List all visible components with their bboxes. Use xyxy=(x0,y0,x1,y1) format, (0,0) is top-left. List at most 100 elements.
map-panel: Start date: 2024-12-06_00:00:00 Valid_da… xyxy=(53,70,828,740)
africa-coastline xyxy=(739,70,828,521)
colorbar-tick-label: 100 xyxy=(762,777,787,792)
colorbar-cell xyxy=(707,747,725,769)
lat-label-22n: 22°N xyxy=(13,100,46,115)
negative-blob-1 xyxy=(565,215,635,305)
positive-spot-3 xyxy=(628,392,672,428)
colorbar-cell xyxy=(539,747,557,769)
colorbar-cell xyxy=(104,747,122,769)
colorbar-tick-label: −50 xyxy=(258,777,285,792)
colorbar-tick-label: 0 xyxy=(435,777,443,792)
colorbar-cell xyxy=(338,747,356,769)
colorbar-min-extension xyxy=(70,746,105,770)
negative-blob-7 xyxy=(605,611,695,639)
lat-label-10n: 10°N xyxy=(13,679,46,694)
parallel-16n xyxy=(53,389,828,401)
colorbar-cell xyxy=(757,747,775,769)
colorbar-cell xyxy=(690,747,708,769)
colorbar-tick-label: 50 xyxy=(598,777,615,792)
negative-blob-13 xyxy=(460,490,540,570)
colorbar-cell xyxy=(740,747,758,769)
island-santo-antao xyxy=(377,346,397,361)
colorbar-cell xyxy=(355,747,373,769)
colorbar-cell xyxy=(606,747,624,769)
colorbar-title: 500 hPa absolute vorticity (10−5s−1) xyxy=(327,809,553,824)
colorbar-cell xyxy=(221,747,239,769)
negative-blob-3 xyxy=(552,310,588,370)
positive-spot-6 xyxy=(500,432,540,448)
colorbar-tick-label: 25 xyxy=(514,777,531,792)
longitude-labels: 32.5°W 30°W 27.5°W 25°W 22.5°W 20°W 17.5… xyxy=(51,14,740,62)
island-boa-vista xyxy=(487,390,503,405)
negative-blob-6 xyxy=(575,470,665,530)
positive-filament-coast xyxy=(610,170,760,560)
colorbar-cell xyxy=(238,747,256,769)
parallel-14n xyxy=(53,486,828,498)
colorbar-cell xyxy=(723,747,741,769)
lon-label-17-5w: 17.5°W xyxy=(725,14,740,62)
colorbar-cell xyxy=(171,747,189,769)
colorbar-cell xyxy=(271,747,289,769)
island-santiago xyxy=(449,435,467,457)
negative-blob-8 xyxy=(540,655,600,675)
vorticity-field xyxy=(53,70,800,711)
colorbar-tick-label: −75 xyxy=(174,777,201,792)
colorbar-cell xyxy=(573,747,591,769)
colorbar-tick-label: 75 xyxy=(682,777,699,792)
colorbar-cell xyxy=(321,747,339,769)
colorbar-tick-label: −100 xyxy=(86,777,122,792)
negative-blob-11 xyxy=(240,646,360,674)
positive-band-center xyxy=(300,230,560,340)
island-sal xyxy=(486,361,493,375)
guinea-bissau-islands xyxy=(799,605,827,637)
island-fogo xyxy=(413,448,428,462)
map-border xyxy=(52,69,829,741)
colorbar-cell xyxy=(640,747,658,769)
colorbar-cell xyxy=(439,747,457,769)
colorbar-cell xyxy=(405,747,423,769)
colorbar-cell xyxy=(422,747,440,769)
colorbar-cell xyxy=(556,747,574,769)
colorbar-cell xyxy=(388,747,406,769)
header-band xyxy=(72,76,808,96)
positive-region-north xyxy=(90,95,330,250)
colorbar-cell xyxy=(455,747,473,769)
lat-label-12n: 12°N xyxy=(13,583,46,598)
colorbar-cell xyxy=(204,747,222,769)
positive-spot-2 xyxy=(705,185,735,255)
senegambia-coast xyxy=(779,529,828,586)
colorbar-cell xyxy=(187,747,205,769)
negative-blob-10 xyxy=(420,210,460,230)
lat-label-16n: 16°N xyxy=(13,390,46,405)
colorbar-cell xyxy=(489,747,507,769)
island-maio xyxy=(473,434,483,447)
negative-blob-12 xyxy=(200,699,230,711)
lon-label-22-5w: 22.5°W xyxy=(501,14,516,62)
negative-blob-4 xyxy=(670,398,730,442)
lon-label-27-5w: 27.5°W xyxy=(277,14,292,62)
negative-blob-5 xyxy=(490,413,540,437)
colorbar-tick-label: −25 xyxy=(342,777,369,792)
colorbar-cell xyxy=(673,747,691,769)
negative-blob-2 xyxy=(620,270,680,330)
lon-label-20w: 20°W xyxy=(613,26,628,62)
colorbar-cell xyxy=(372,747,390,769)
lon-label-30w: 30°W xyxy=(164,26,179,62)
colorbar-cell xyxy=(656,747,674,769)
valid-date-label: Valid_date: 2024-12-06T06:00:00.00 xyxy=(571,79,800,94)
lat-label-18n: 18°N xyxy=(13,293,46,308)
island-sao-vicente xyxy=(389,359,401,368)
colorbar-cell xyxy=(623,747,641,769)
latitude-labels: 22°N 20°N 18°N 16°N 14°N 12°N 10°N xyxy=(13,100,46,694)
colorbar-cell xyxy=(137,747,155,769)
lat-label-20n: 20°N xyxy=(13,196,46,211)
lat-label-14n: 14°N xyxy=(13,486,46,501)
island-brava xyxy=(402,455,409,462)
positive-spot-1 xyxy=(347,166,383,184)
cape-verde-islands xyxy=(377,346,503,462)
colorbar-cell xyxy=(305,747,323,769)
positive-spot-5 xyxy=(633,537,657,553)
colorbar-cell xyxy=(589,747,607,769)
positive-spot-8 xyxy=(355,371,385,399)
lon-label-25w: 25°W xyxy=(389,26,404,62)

___

Rewrite every line of the records above as a numbered list, leaving out any blank lines.

1. List all visible components with their bboxes. Use xyxy=(x0,y0,x1,y1) format, (0,0) is top-left. List at most 100 elements.
2. map-panel: Start date: 2024-12-06_00:00:00 Valid_da… xyxy=(53,70,828,740)
3. africa-coastline xyxy=(739,70,828,521)
4. colorbar-tick-label: 100 xyxy=(762,777,787,792)
5. colorbar-cell xyxy=(707,747,725,769)
6. lat-label-22n: 22°N xyxy=(13,100,46,115)
7. negative-blob-1 xyxy=(565,215,635,305)
8. positive-spot-3 xyxy=(628,392,672,428)
9. colorbar-cell xyxy=(539,747,557,769)
10. colorbar-cell xyxy=(104,747,122,769)
11. colorbar-tick-label: −50 xyxy=(258,777,285,792)
12. colorbar-tick-label: 0 xyxy=(435,777,443,792)
13. colorbar-cell xyxy=(338,747,356,769)
14. colorbar-min-extension xyxy=(70,746,105,770)
15. negative-blob-7 xyxy=(605,611,695,639)
16. lat-label-10n: 10°N xyxy=(13,679,46,694)
17. parallel-16n xyxy=(53,389,828,401)
18. colorbar-cell xyxy=(757,747,775,769)
19. colorbar-cell xyxy=(690,747,708,769)
20. colorbar-tick-label: 50 xyxy=(598,777,615,792)
21. negative-blob-13 xyxy=(460,490,540,570)
22. colorbar-cell xyxy=(740,747,758,769)
23. island-santo-antao xyxy=(377,346,397,361)
24. colorbar-cell xyxy=(355,747,373,769)
25. colorbar-cell xyxy=(606,747,624,769)
26. colorbar-title: 500 hPa absolute vorticity (10−5s−1) xyxy=(327,809,553,824)
27. colorbar-cell xyxy=(221,747,239,769)
28. negative-blob-3 xyxy=(552,310,588,370)
29. positive-spot-6 xyxy=(500,432,540,448)
30. colorbar-tick-label: 25 xyxy=(514,777,531,792)
31. longitude-labels: 32.5°W 30°W 27.5°W 25°W 22.5°W 20°W 17.5… xyxy=(51,14,740,62)
32. island-boa-vista xyxy=(487,390,503,405)
33. negative-blob-6 xyxy=(575,470,665,530)
34. positive-filament-coast xyxy=(610,170,760,560)
35. colorbar-cell xyxy=(238,747,256,769)
36. parallel-14n xyxy=(53,486,828,498)
37. colorbar-cell xyxy=(723,747,741,769)
38. lon-label-17-5w: 17.5°W xyxy=(725,14,740,62)
39. colorbar-cell xyxy=(171,747,189,769)
40. colorbar-cell xyxy=(271,747,289,769)
41. island-santiago xyxy=(449,435,467,457)
42. negative-blob-8 xyxy=(540,655,600,675)
43. vorticity-field xyxy=(53,70,800,711)
44. colorbar-tick-label: −75 xyxy=(174,777,201,792)
45. colorbar-cell xyxy=(573,747,591,769)
46. colorbar-tick-label: 75 xyxy=(682,777,699,792)
47. colorbar-cell xyxy=(321,747,339,769)
48. colorbar-tick-label: −100 xyxy=(86,777,122,792)
49. negative-blob-11 xyxy=(240,646,360,674)
50. positive-band-center xyxy=(300,230,560,340)
51. island-sal xyxy=(486,361,493,375)
52. guinea-bissau-islands xyxy=(799,605,827,637)
53. island-fogo xyxy=(413,448,428,462)
54. map-border xyxy=(52,69,829,741)
55. colorbar-cell xyxy=(640,747,658,769)
56. colorbar-cell xyxy=(439,747,457,769)
57. colorbar-cell xyxy=(405,747,423,769)
58. colorbar-cell xyxy=(422,747,440,769)
59. colorbar-cell xyxy=(556,747,574,769)
60. colorbar-cell xyxy=(388,747,406,769)
61. header-band xyxy=(72,76,808,96)
62. positive-region-north xyxy=(90,95,330,250)
63. colorbar-cell xyxy=(455,747,473,769)
64. lat-label-12n: 12°N xyxy=(13,583,46,598)
65. colorbar-cell xyxy=(204,747,222,769)
66. positive-spot-2 xyxy=(705,185,735,255)
67. senegambia-coast xyxy=(779,529,828,586)
68. colorbar-cell xyxy=(187,747,205,769)
69. negative-blob-10 xyxy=(420,210,460,230)
70. lat-label-16n: 16°N xyxy=(13,390,46,405)
71. colorbar-cell xyxy=(489,747,507,769)
72. island-maio xyxy=(473,434,483,447)
73. negative-blob-12 xyxy=(200,699,230,711)
74. lon-label-22-5w: 22.5°W xyxy=(501,14,516,62)
75. negative-blob-4 xyxy=(670,398,730,442)
76. lon-label-27-5w: 27.5°W xyxy=(277,14,292,62)
77. negative-blob-5 xyxy=(490,413,540,437)
78. colorbar-tick-label: −25 xyxy=(342,777,369,792)
79. colorbar-cell xyxy=(673,747,691,769)
80. negative-blob-2 xyxy=(620,270,680,330)
81. lon-label-20w: 20°W xyxy=(613,26,628,62)
82. colorbar-cell xyxy=(372,747,390,769)
83. lon-label-30w: 30°W xyxy=(164,26,179,62)
84. colorbar-cell xyxy=(656,747,674,769)
85. valid-date-label: Valid_date: 2024-12-06T06:00:00.00 xyxy=(571,79,800,94)
86. lat-label-18n: 18°N xyxy=(13,293,46,308)
87. island-sao-vicente xyxy=(389,359,401,368)
88. colorbar-cell xyxy=(623,747,641,769)
89. latitude-labels: 22°N 20°N 18°N 16°N 14°N 12°N 10°N xyxy=(13,100,46,694)
90. colorbar-cell xyxy=(137,747,155,769)
91. lat-label-20n: 20°N xyxy=(13,196,46,211)
92. lat-label-14n: 14°N xyxy=(13,486,46,501)
93. island-brava xyxy=(402,455,409,462)
94. positive-spot-1 xyxy=(347,166,383,184)
95. cape-verde-islands xyxy=(377,346,503,462)
96. colorbar-cell xyxy=(305,747,323,769)
97. positive-spot-5 xyxy=(633,537,657,553)
98. colorbar-cell xyxy=(589,747,607,769)
99. positive-spot-8 xyxy=(355,371,385,399)
100. lon-label-25w: 25°W xyxy=(389,26,404,62)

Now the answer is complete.